TASK OBJECTIVE> Transcribe all the entries word for word, but omit the images.

INPUT ROWS>
* * * * *

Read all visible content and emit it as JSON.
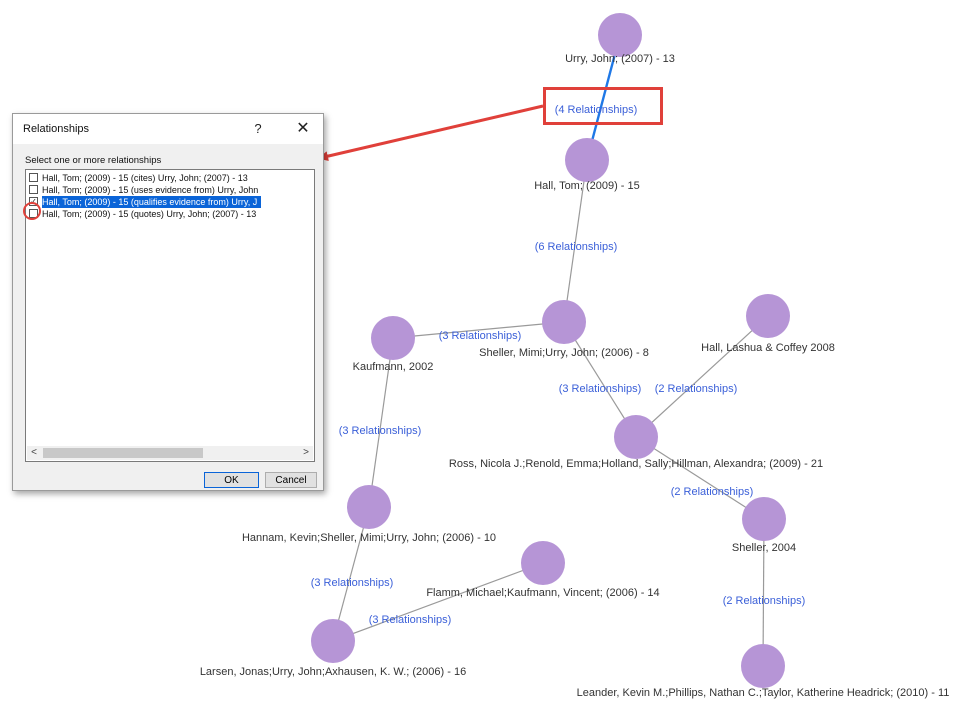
{
  "graph": {
    "nodes": [
      {
        "id": "urry2007",
        "label": "Urry, John; (2007) - 13"
      },
      {
        "id": "hall2009",
        "label": "Hall, Tom; (2009) - 15"
      },
      {
        "id": "sheller2006",
        "label": "Sheller, Mimi;Urry, John; (2006) - 8"
      },
      {
        "id": "kaufmann2002",
        "label": "Kaufmann, 2002"
      },
      {
        "id": "hall2008",
        "label": "Hall, Lashua & Coffey 2008"
      },
      {
        "id": "ross2009",
        "label": "Ross, Nicola J.;Renold, Emma;Holland, Sally;Hillman, Alexandra; (2009) - 21"
      },
      {
        "id": "hannam2006",
        "label": "Hannam, Kevin;Sheller, Mimi;Urry, John; (2006) - 10"
      },
      {
        "id": "sheller2004",
        "label": "Sheller, 2004"
      },
      {
        "id": "flamm2006",
        "label": "Flamm, Michael;Kaufmann, Vincent; (2006) - 14"
      },
      {
        "id": "larsen2006",
        "label": "Larsen, Jonas;Urry, John;Axhausen, K. W.; (2006) - 16"
      },
      {
        "id": "leander2010",
        "label": "Leander, Kevin M.;Phillips, Nathan C.;Taylor, Katherine Headrick; (2010) - 11"
      }
    ],
    "edges": [
      {
        "from": "urry2007",
        "to": "hall2009",
        "label": "(4 Relationships)",
        "selected": true
      },
      {
        "from": "hall2009",
        "to": "sheller2006",
        "label": "(6 Relationships)"
      },
      {
        "from": "kaufmann2002",
        "to": "sheller2006",
        "label": "(3 Relationships)"
      },
      {
        "from": "sheller2006",
        "to": "ross2009",
        "label": "(3 Relationships)"
      },
      {
        "from": "hall2008",
        "to": "ross2009",
        "label": "(2 Relationships)"
      },
      {
        "from": "kaufmann2002",
        "to": "hannam2006",
        "label": "(3 Relationships)"
      },
      {
        "from": "ross2009",
        "to": "sheller2004",
        "label": "(2 Relationships)"
      },
      {
        "from": "hannam2006",
        "to": "larsen2006",
        "label": "(3 Relationships)"
      },
      {
        "from": "larsen2006",
        "to": "flamm2006",
        "label": "(3 Relationships)"
      },
      {
        "from": "sheller2004",
        "to": "leander2010",
        "label": "(2 Relationships)"
      }
    ]
  },
  "dialog": {
    "title": "Relationships",
    "help_glyph": "?",
    "close_glyph": "✕",
    "prompt": "Select one or more relationships",
    "items": [
      {
        "text": "Hall, Tom; (2009) - 15 (cites) Urry, John; (2007) - 13",
        "checked": false,
        "selected": false
      },
      {
        "text": "Hall, Tom; (2009) - 15 (uses evidence from) Urry, John",
        "checked": false,
        "selected": false
      },
      {
        "text": "Hall, Tom; (2009) - 15 (qualifies evidence from) Urry, J",
        "checked": true,
        "selected": true
      },
      {
        "text": "Hall, Tom; (2009) - 15 (quotes) Urry, John; (2007) - 13",
        "checked": false,
        "selected": false
      }
    ],
    "scroll_left": "<",
    "scroll_right": ">",
    "ok_label": "OK",
    "cancel_label": "Cancel"
  },
  "colors": {
    "node": "#b695d6",
    "edge": "#9a9a9a",
    "selected_edge": "#1f78e6",
    "edge_label": "#3a5fd8",
    "callout": "#e0403a",
    "selection": "#0a64d8"
  }
}
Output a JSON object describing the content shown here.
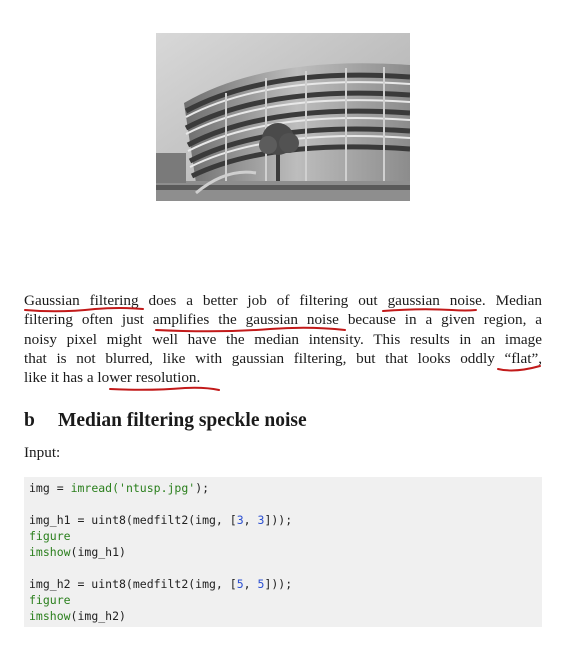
{
  "paragraph": {
    "lines": [
      {
        "parts": [
          "Gaussian filtering",
          " does a better job of filtering out ",
          "gaussian noise",
          ". Median"
        ]
      },
      {
        "parts": [
          "filtering often just ",
          "amplifies the gaussian noise",
          " because in a given region, a"
        ]
      },
      {
        "parts": [
          "noisy pixel might well have the median intensity. This results in an image"
        ]
      },
      {
        "parts": [
          "that is not blurred, like with gaussian filtering, but that looks oddly ",
          "“flat”",
          ","
        ]
      },
      {
        "parts": [
          "like it has a ",
          "lower resolution",
          "."
        ]
      }
    ]
  },
  "section": {
    "number": "b",
    "title": "Median filtering speckle noise"
  },
  "input_label": "Input:",
  "code": {
    "line1": {
      "var": "img",
      "eq": " = ",
      "fn": "imread(",
      "str": "'ntusp.jpg'",
      "end": ");"
    },
    "line2": {
      "text": "img_h1 = uint8(medfilt2(img, [",
      "n1": "3",
      "sep": ", ",
      "n2": "3",
      "end": "]));"
    },
    "line3": {
      "kw": "figure"
    },
    "line4": {
      "kw": "imshow",
      "rest": "(img_h1)"
    },
    "line5": {
      "text": "img_h2 = uint8(medfilt2(img, [",
      "n1": "5",
      "sep": ", ",
      "n2": "5",
      "end": "]));"
    },
    "line6": {
      "kw": "figure"
    },
    "line7": {
      "kw": "imshow",
      "rest": "(img_h2)"
    }
  },
  "colors": {
    "annotation_ink": "#c21a1a",
    "code_keyword": "#2a7f1c",
    "code_number": "#2b4fd1",
    "code_background": "#f0f0f0"
  }
}
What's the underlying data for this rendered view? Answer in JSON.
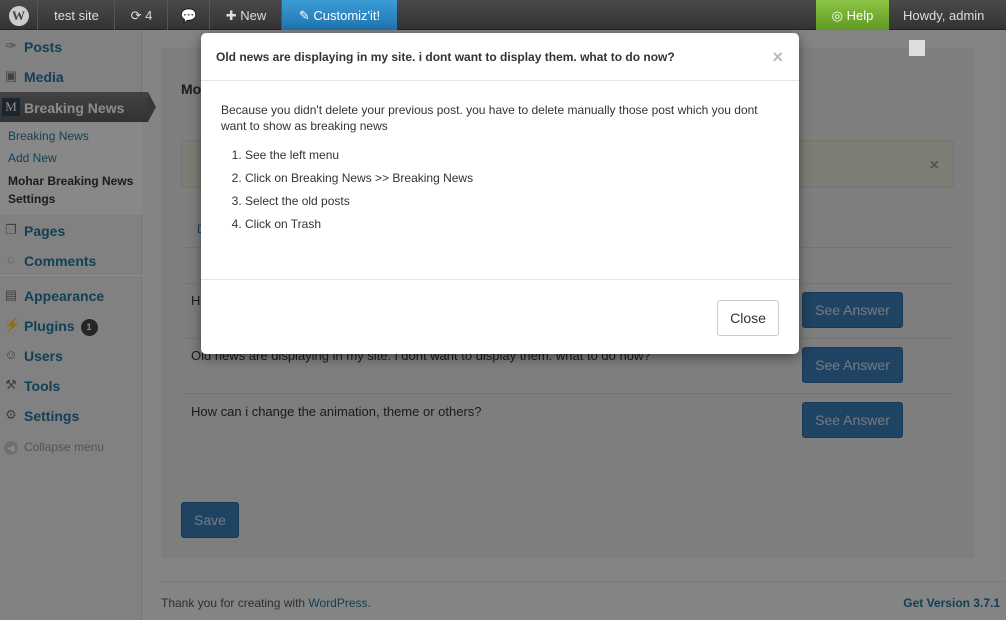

* * * * *

COMPLETE RESPONSE>
Read all visible content and emit it as JSON.
{
  "graph": {
    "nodes": [
      {
        "id": "urry2007",
        "label": "Urry, John; (2007) - 13"
      },
      {
        "id": "hall2009",
        "label": "Hall, Tom; (2009) - 15"
      },
      {
        "id": "sheller2006",
        "label": "Sheller, Mimi;Urry, John; (2006) - 8"
      },
      {
        "id": "kaufmann2002",
        "label": "Kaufmann, 2002"
      },
      {
        "id": "hall2008",
        "label": "Hall, Lashua & Coffey 2008"
      },
      {
        "id": "ross2009",
        "label": "Ross, Nicola J.;Renold, Emma;Holland, Sally;Hillman, Alexandra; (2009) - 21"
      },
      {
        "id": "hannam2006",
        "label": "Hannam, Kevin;Sheller, Mimi;Urry, John; (2006) - 10"
      },
      {
        "id": "sheller2004",
        "label": "Sheller, 2004"
      },
      {
        "id": "flamm2006",
        "label": "Flamm, Michael;Kaufmann, Vincent; (2006) - 14"
      },
      {
        "id": "larsen2006",
        "label": "Larsen, Jonas;Urry, John;Axhausen, K. W.; (2006) - 16"
      },
      {
        "id": "leander2010",
        "label": "Leander, Kevin M.;Phillips, Nathan C.;Taylor, Katherine Headrick; (2010) - 11"
      }
    ],
    "edges": [
      {
        "from": "urry2007",
        "to": "hall2009",
        "label": "(4 Relationships)",
        "selected": true
      },
      {
        "from": "hall2009",
        "to": "sheller2006",
        "label": "(6 Relationships)"
      },
      {
        "from": "kaufmann2002",
        "to": "sheller2006",
        "label": "(3 Relationships)"
      },
      {
        "from": "sheller2006",
        "to": "ross2009",
        "label": "(3 Relationships)"
      },
      {
        "from": "hall2008",
        "to": "ross2009",
        "label": "(2 Relationships)"
      },
      {
        "from": "kaufmann2002",
        "to": "hannam2006",
        "label": "(3 Relationships)"
      },
      {
        "from": "ross2009",
        "to": "sheller2004",
        "label": "(2 Relationships)"
      },
      {
        "from": "hannam2006",
        "to": "larsen2006",
        "label": "(3 Relationships)"
      },
      {
        "from": "larsen2006",
        "to": "flamm2006",
        "label": "(3 Relationships)"
      },
      {
        "from": "sheller2004",
        "to": "leander2010",
        "label": "(2 Relationships)"
      }
    ]
  },
  "dialog": {
    "title": "Relationships",
    "help_glyph": "?",
    "close_glyph": "✕",
    "prompt": "Select one or more relationships",
    "items": [
      {
        "text": "Hall, Tom; (2009) - 15 (cites) Urry, John; (2007) - 13",
        "checked": false,
        "selected": false
      },
      {
        "text": "Hall, Tom; (2009) - 15 (uses evidence from) Urry, John",
        "checked": false,
        "selected": false
      },
      {
        "text": "Hall, Tom; (2009) - 15 (qualifies evidence from) Urry, J",
        "checked": true,
        "selected": true
      },
      {
        "text": "Hall, Tom; (2009) - 15 (quotes) Urry, John; (2007) - 13",
        "checked": false,
        "selected": false
      }
    ],
    "scroll_left": "<",
    "scroll_right": ">",
    "ok_label": "OK",
    "cancel_label": "Cancel"
  },
  "colors": {
    "node": "#b695d6",
    "edge": "#9a9a9a",
    "selected_edge": "#1f78e6",
    "edge_label": "#3a5fd8",
    "callout": "#e0403a",
    "selection": "#0a64d8"
  }
}
Output a JSON object describing the content shown here.
{
  "paragraph": {
    "lines": [
      {
        "parts": [
          "Gaussian filtering",
          " does a better job of filtering out ",
          "gaussian noise",
          ". Median"
        ]
      },
      {
        "parts": [
          "filtering often just ",
          "amplifies the gaussian noise",
          " because in a given region, a"
        ]
      },
      {
        "parts": [
          "noisy pixel might well have the median intensity. This results in an image"
        ]
      },
      {
        "parts": [
          "that is not blurred, like with gaussian filtering, but that looks oddly ",
          "“flat”",
          ","
        ]
      },
      {
        "parts": [
          "like it has a ",
          "lower resolution",
          "."
        ]
      }
    ]
  },
  "section": {
    "number": "b",
    "title": "Median filtering speckle noise"
  },
  "input_label": "Input:",
  "code": {
    "line1": {
      "var": "img",
      "eq": " = ",
      "fn": "imread(",
      "str": "'ntusp.jpg'",
      "end": ");"
    },
    "line2": {
      "text": "img_h1 = uint8(medfilt2(img, [",
      "n1": "3",
      "sep": ", ",
      "n2": "3",
      "end": "]));"
    },
    "line3": {
      "kw": "figure"
    },
    "line4": {
      "kw": "imshow",
      "rest": "(img_h1)"
    },
    "line5": {
      "text": "img_h2 = uint8(medfilt2(img, [",
      "n1": "5",
      "sep": ", ",
      "n2": "5",
      "end": "]));"
    },
    "line6": {
      "kw": "figure"
    },
    "line7": {
      "kw": "imshow",
      "rest": "(img_h2)"
    }
  },
  "colors": {
    "annotation_ink": "#c21a1a",
    "code_keyword": "#2a7f1c",
    "code_number": "#2b4fd1",
    "code_background": "#f0f0f0"
  }
}
What's the underlying data for this rendered view? Answer in JSON.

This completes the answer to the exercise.